— BEGIN —

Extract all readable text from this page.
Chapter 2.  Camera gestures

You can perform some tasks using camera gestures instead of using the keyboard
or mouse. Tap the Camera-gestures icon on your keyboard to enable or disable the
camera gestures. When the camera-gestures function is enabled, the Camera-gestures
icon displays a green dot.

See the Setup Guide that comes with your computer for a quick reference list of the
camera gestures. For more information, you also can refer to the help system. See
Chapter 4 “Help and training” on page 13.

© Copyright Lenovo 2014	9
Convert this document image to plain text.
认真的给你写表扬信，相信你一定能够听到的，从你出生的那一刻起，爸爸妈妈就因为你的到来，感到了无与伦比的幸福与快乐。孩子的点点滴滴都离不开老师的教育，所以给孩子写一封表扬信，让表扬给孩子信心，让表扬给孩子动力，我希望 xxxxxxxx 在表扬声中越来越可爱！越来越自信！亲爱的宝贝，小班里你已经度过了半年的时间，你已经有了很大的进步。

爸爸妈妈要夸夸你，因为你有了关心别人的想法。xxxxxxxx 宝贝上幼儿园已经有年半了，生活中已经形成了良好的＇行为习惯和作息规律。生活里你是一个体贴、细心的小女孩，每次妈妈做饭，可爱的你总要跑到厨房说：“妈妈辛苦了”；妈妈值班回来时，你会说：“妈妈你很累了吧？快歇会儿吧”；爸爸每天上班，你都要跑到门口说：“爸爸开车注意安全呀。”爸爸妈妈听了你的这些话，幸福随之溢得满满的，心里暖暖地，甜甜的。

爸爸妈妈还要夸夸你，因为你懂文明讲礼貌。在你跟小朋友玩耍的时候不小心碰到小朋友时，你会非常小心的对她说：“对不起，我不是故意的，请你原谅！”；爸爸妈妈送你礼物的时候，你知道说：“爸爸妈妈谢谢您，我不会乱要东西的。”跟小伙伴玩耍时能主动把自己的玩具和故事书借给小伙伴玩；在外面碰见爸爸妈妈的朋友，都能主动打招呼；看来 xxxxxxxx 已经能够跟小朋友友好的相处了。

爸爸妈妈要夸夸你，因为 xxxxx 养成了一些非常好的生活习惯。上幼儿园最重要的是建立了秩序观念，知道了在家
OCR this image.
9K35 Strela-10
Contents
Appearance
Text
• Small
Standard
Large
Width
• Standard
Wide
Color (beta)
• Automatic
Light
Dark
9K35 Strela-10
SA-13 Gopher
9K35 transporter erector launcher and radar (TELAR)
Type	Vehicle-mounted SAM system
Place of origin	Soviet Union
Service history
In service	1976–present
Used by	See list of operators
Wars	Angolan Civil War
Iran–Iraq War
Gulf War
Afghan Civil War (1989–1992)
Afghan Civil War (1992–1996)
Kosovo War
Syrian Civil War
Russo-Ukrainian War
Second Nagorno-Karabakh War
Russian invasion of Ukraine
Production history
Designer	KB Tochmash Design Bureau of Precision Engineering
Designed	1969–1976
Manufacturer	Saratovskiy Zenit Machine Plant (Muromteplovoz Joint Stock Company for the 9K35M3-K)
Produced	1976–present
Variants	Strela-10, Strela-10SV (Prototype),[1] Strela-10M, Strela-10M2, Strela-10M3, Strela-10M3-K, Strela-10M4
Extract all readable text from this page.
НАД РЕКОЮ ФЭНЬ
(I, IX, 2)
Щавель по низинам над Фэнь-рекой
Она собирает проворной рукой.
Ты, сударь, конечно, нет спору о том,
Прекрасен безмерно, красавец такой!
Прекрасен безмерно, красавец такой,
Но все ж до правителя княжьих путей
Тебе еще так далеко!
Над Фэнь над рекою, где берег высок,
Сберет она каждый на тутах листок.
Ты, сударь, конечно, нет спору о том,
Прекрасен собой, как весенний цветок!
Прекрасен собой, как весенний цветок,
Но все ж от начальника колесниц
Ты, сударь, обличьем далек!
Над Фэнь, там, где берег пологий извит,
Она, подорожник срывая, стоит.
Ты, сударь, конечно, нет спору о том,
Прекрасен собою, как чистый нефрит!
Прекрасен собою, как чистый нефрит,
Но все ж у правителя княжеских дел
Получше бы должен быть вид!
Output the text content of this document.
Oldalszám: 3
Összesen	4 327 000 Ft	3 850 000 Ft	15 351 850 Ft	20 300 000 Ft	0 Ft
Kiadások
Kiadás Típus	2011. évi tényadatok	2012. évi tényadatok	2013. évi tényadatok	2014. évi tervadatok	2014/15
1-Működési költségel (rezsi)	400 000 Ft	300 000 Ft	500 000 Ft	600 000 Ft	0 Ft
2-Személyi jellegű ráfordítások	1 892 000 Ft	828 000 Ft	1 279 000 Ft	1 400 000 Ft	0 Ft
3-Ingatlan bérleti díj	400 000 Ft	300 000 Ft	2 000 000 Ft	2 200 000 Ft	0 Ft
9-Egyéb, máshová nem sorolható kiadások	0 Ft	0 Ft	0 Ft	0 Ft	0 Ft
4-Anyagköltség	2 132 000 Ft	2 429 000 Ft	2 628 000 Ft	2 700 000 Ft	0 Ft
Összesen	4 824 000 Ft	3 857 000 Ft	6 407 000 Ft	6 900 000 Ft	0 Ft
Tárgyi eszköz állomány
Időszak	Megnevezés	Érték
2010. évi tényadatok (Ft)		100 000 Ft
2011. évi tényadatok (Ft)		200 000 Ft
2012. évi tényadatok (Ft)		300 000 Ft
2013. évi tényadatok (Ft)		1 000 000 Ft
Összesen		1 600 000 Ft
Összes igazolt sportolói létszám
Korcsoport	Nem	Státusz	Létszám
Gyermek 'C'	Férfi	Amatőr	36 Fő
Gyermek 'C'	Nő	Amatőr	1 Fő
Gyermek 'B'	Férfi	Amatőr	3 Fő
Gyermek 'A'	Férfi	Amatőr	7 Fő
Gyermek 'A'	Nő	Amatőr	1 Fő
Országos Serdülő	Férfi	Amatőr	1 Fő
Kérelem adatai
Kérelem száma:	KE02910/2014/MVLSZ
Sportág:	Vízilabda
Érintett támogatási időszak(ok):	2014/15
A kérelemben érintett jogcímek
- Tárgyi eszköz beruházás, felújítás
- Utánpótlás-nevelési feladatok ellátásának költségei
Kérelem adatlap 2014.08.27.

— END —

Short exercise —
Display every line of the listing that contains the string "правителя".

Result of the task —
Но все ж до правителя княжьих путей
Но все ж у правителя княжеских дел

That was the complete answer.